BEGIN

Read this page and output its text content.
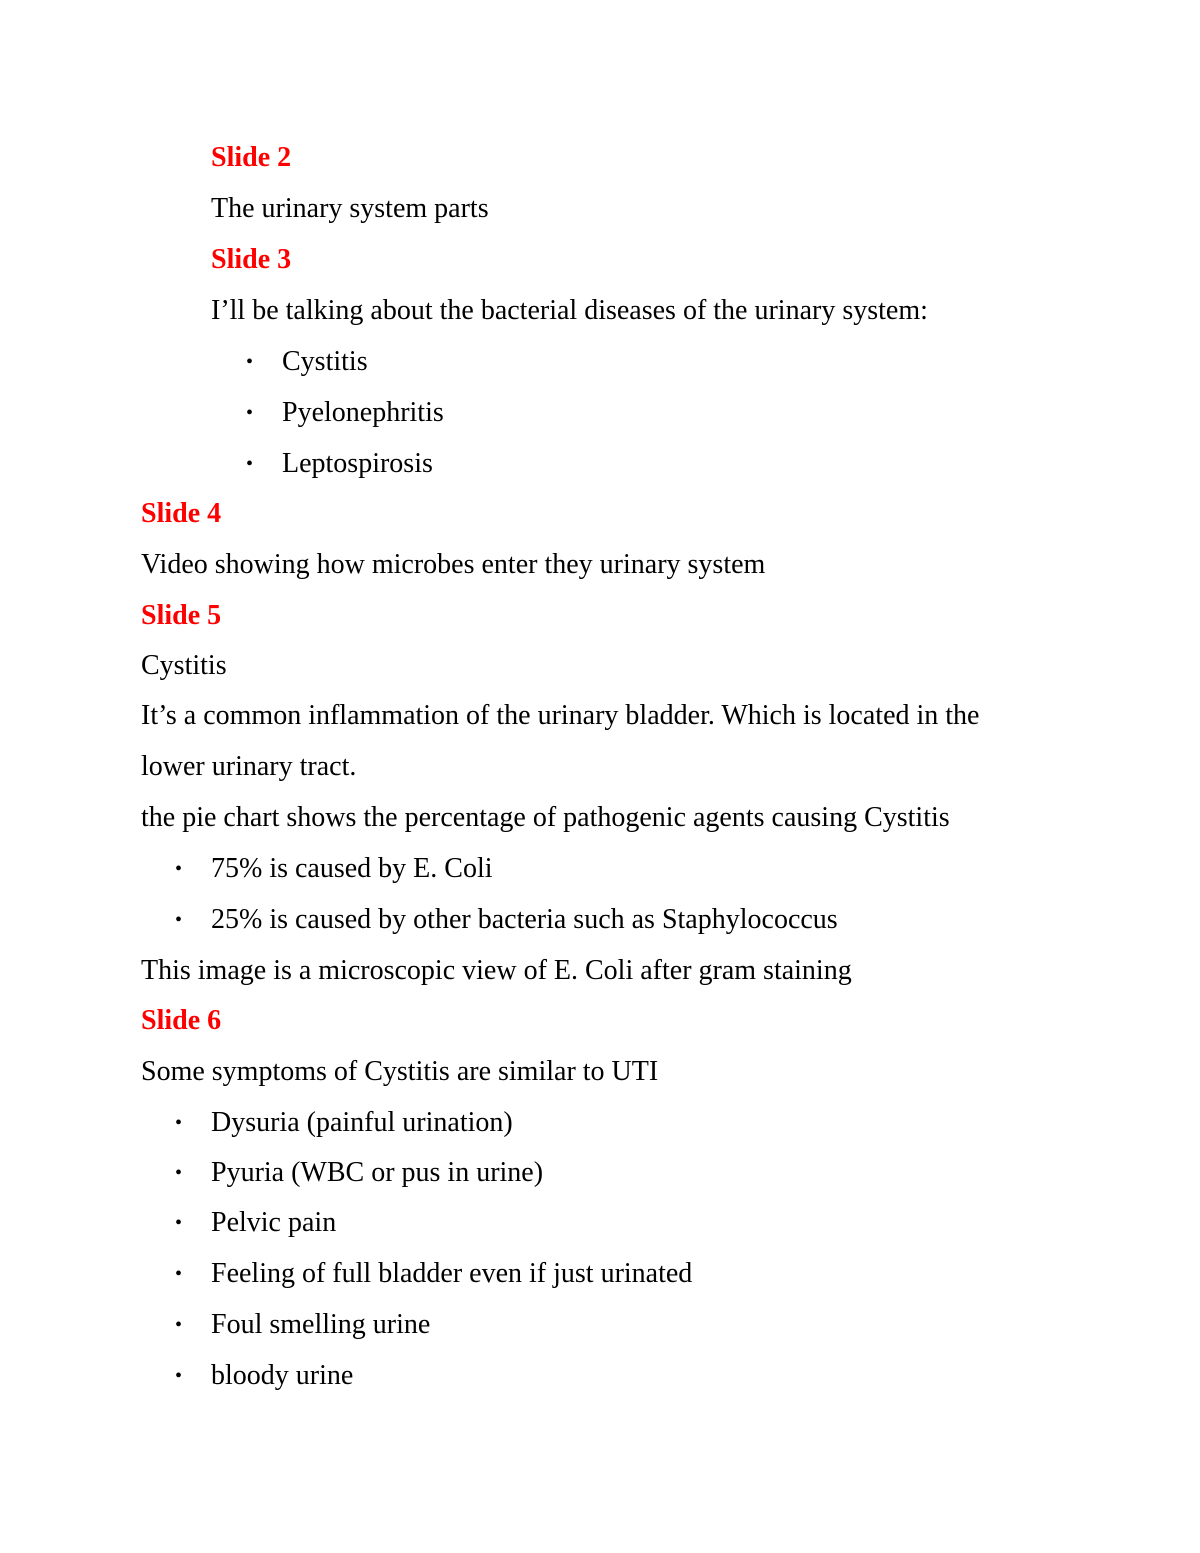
Slide 2
The urinary system parts
Slide 3
I’ll be talking about the bacterial diseases of the urinary system:
• Cystitis
• Pyelonephritis
• Leptospirosis
Slide 4
Video showing how microbes enter they urinary system
Slide 5
Cystitis
It’s a common inflammation of the urinary bladder. Which is located in the
lower urinary tract.
the pie chart shows the percentage of pathogenic agents causing Cystitis
• 75% is caused by E. Coli
• 25% is caused by other bacteria such as Staphylococcus
This image is a microscopic view of E. Coli after gram staining
Slide 6
Some symptoms of Cystitis are similar to UTI
• Dysuria (painful urination)
• Pyuria (WBC or pus in urine)
• Pelvic pain
• Feeling of full bladder even if just urinated
• Foul smelling urine
• bloody urine
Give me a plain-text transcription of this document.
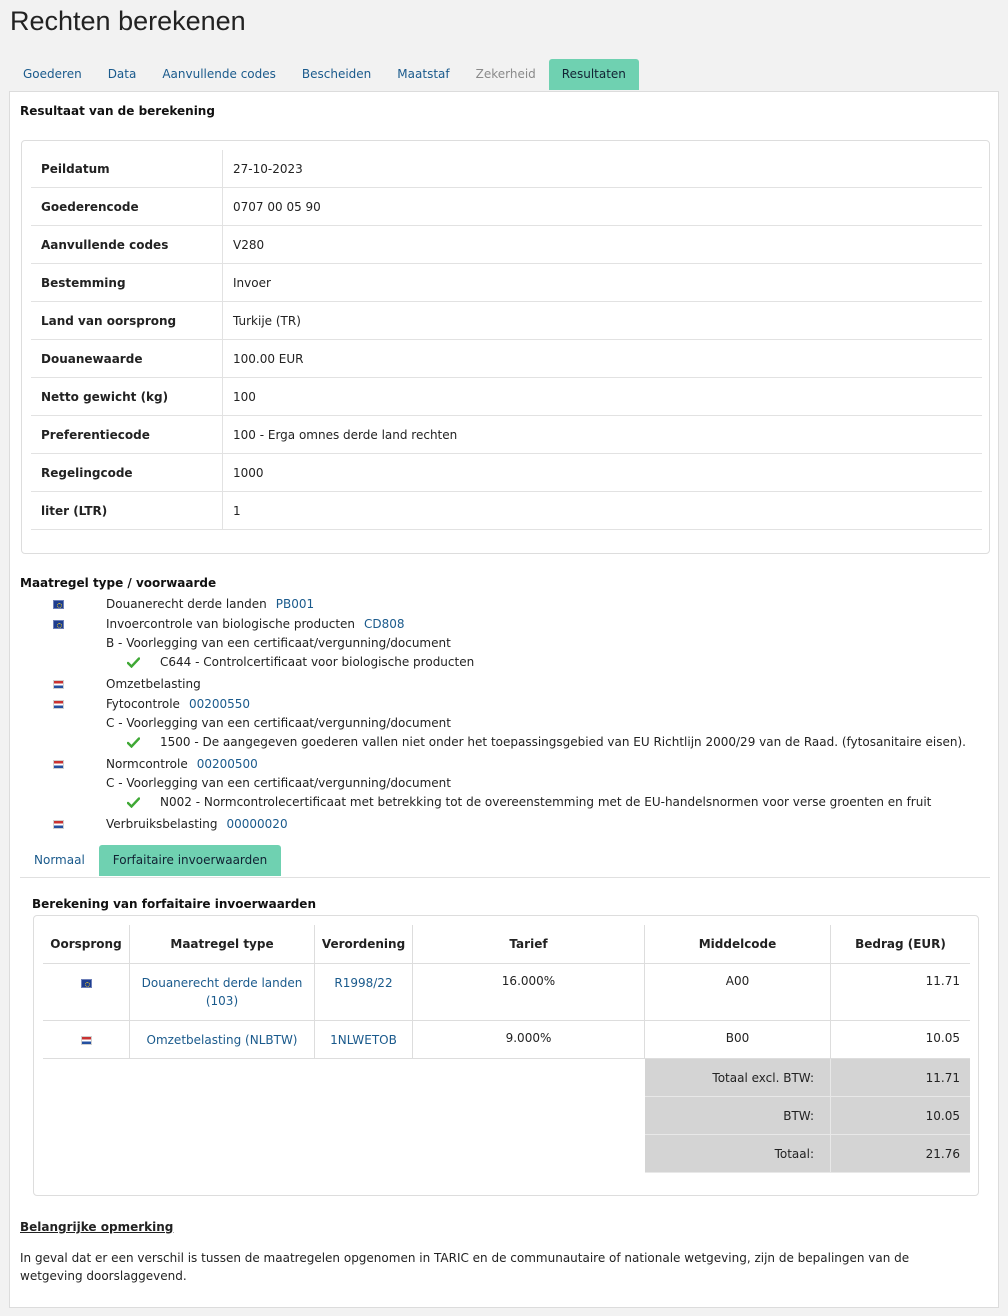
Rechten berekenen
Goederen	Data	Aanvullende codes	Bescheiden	Maatstaf	Zekerheid	Resultaten
Resultaat van de berekening
Peildatum	27-10-2023
Goederencode	0707 00 05 90
Aanvullende codes	V280
Bestemming	Invoer
Land van oorsprong	Turkije (TR)
Douanewaarde	100.00 EUR
Netto gewicht (kg)	100
Preferentiecode	100 - Erga omnes derde land rechten
Regelingcode	1000
liter (LTR)	1
Maatregel type / voorwaarde
Douanerecht derde landen PB001
Invoercontrole van biologische producten CD808
B - Voorlegging van een certificaat/vergunning/document
C644 - Controlcertificaat voor biologische producten
Omzetbelasting
Fytocontrole 00200550
C - Voorlegging van een certificaat/vergunning/document
1500 - De aangegeven goederen vallen niet onder het toepassingsgebied van EU Richtlijn 2000/29 van de Raad. (fytosanitaire eisen).
Normcontrole 00200500
C - Voorlegging van een certificaat/vergunning/document
N002 - Normcontrolecertificaat met betrekking tot de overeenstemming met de EU-handelsnormen voor verse groenten en fruit
Verbruiksbelasting 00000020
Normaal	Forfaitaire invoerwaarden
Berekening van forfaitaire invoerwaarden
Oorsprong	Maatregel type	Verordening	Tarief	Middelcode	Bedrag (EUR)

	Douanerecht derde landen (103)	R1998/22	16.000%	A00	11.71

	Omzetbelasting (NLBTW)	1NLWETOB	9.000%	B00	10.05
				Totaal excl. BTW:	11.71
				BTW:	10.05
				Totaal:	21.76
Belangrijke opmerking
In geval dat er een verschil is tussen de maatregelen opgenomen in TARIC en de communautaire of nationale wetgeving, zijn de bepalingen van de wetgeving doorslaggevend.
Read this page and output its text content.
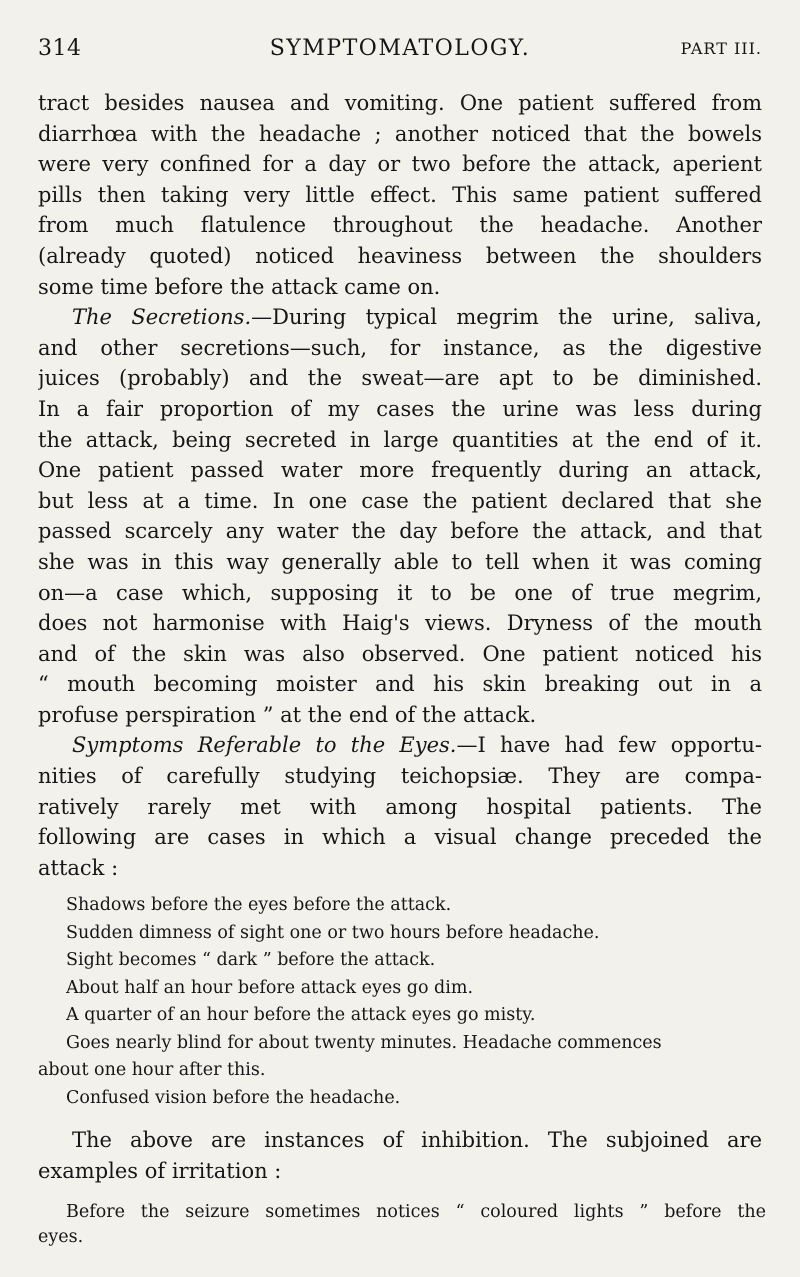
314	SYMPTOMATOLOGY.	PART III.
tract besides nausea and vomiting. One patient suffered from
diarrhœa with the headache ; another noticed that the bowels
were very confined for a day or two before the attack, aperient
pills then taking very little effect. This same patient suffered
from much flatulence throughout the headache. Another
(already quoted) noticed heaviness between the shoulders
some time before the attack came on.
The Secretions.—During typical megrim the urine, saliva,
and other secretions—such, for instance, as the digestive
juices (probably) and the sweat—are apt to be diminished.
In a fair proportion of my cases the urine was less during
the attack, being secreted in large quantities at the end of it.
One patient passed water more frequently during an attack,
but less at a time. In one case the patient declared that she
passed scarcely any water the day before the attack, and that
she was in this way generally able to tell when it was coming
on—a case which, supposing it to be one of true megrim,
does not harmonise with Haig's views. Dryness of the mouth
and of the skin was also observed. One patient noticed his
“ mouth becoming moister and his skin breaking out in a
profuse perspiration ” at the end of the attack.
Symptoms Referable to the Eyes.—I have had few opportu-
nities of carefully studying teichopsiæ. They are compa-
ratively rarely met with among hospital patients. The
following are cases in which a visual change preceded the
attack :
Shadows before the eyes before the attack.
Sudden dimness of sight one or two hours before headache.
Sight becomes “ dark ” before the attack.
About half an hour before attack eyes go dim.
A quarter of an hour before the attack eyes go misty.
Goes nearly blind for about twenty minutes. Headache commences
about one hour after this.
Confused vision before the headache.
The above are instances of inhibition. The subjoined are
examples of irritation :
Before the seizure sometimes notices “ coloured lights ” before the
eyes.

END

**What you should do:** When copying, output the data exactly and leave out the pictures.

**Task response:**
Read this page and output its text content.
Slide 2
The urinary system parts
Slide 3
I’ll be talking about the bacterial diseases of the urinary system:
• Cystitis
• Pyelonephritis
• Leptospirosis
Slide 4
Video showing how microbes enter they urinary system
Slide 5
Cystitis
It’s a common inflammation of the urinary bladder. Which is located in the
lower urinary tract.
the pie chart shows the percentage of pathogenic agents causing Cystitis
• 75% is caused by E. Coli
• 25% is caused by other bacteria such as Staphylococcus
This image is a microscopic view of E. Coli after gram staining
Slide 6
Some symptoms of Cystitis are similar to UTI
• Dysuria (painful urination)
• Pyuria (WBC or pus in urine)
• Pelvic pain
• Feeling of full bladder even if just urinated
• Foul smelling urine
• bloody urine
Give me a plain-text transcription of this document.
Rechten berekenen
Goederen	Data	Aanvullende codes	Bescheiden	Maatstaf	Zekerheid	Resultaten
Resultaat van de berekening
Peildatum	27-10-2023
Goederencode	0707 00 05 90
Aanvullende codes	V280
Bestemming	Invoer
Land van oorsprong	Turkije (TR)
Douanewaarde	100.00 EUR
Netto gewicht (kg)	100
Preferentiecode	100 - Erga omnes derde land rechten
Regelingcode	1000
liter (LTR)	1
Maatregel type / voorwaarde
Douanerecht derde landen PB001
Invoercontrole van biologische producten CD808
B - Voorlegging van een certificaat/vergunning/document
C644 - Controlcertificaat voor biologische producten
Omzetbelasting
Fytocontrole 00200550
C - Voorlegging van een certificaat/vergunning/document
1500 - De aangegeven goederen vallen niet onder het toepassingsgebied van EU Richtlijn 2000/29 van de Raad. (fytosanitaire eisen).
Normcontrole 00200500
C - Voorlegging van een certificaat/vergunning/document
N002 - Normcontrolecertificaat met betrekking tot de overeenstemming met de EU-handelsnormen voor verse groenten en fruit
Verbruiksbelasting 00000020
Normaal	Forfaitaire invoerwaarden
Berekening van forfaitaire invoerwaarden
Oorsprong	Maatregel type	Verordening	Tarief	Middelcode	Bedrag (EUR)

	Douanerecht derde landen (103)	R1998/22	16.000%	A00	11.71

	Omzetbelasting (NLBTW)	1NLWETOB	9.000%	B00	10.05
				Totaal excl. BTW:	11.71
				BTW:	10.05
				Totaal:	21.76
Belangrijke opmerking
In geval dat er een verschil is tussen de maatregelen opgenomen in TARIC en de communautaire of nationale wetgeving, zijn de bepalingen van de wetgeving doorslaggevend.
Read this page and output its text content.
314	SYMPTOMATOLOGY.	PART III.
tract besides nausea and vomiting. One patient suffered from
diarrhœa with the headache ; another noticed that the bowels
were very confined for a day or two before the attack, aperient
pills then taking very little effect. This same patient suffered
from much flatulence throughout the headache. Another
(already quoted) noticed heaviness between the shoulders
some time before the attack came on.
The Secretions.—During typical megrim the urine, saliva,
and other secretions—such, for instance, as the digestive
juices (probably) and the sweat—are apt to be diminished.
In a fair proportion of my cases the urine was less during
the attack, being secreted in large quantities at the end of it.
One patient passed water more frequently during an attack,
but less at a time. In one case the patient declared that she
passed scarcely any water the day before the attack, and that
she was in this way generally able to tell when it was coming
on—a case which, supposing it to be one of true megrim,
does not harmonise with Haig's views. Dryness of the mouth
and of the skin was also observed. One patient noticed his
“ mouth becoming moister and his skin breaking out in a
profuse perspiration ” at the end of the attack.
Symptoms Referable to the Eyes.—I have had few opportu-
nities of carefully studying teichopsiæ. They are compa-
ratively rarely met with among hospital patients. The
following are cases in which a visual change preceded the
attack :
Shadows before the eyes before the attack.
Sudden dimness of sight one or two hours before headache.
Sight becomes “ dark ” before the attack.
About half an hour before attack eyes go dim.
A quarter of an hour before the attack eyes go misty.
Goes nearly blind for about twenty minutes. Headache commences
about one hour after this.
Confused vision before the headache.
The above are instances of inhibition. The subjoined are
examples of irritation :
Before the seizure sometimes notices “ coloured lights ” before the
eyes.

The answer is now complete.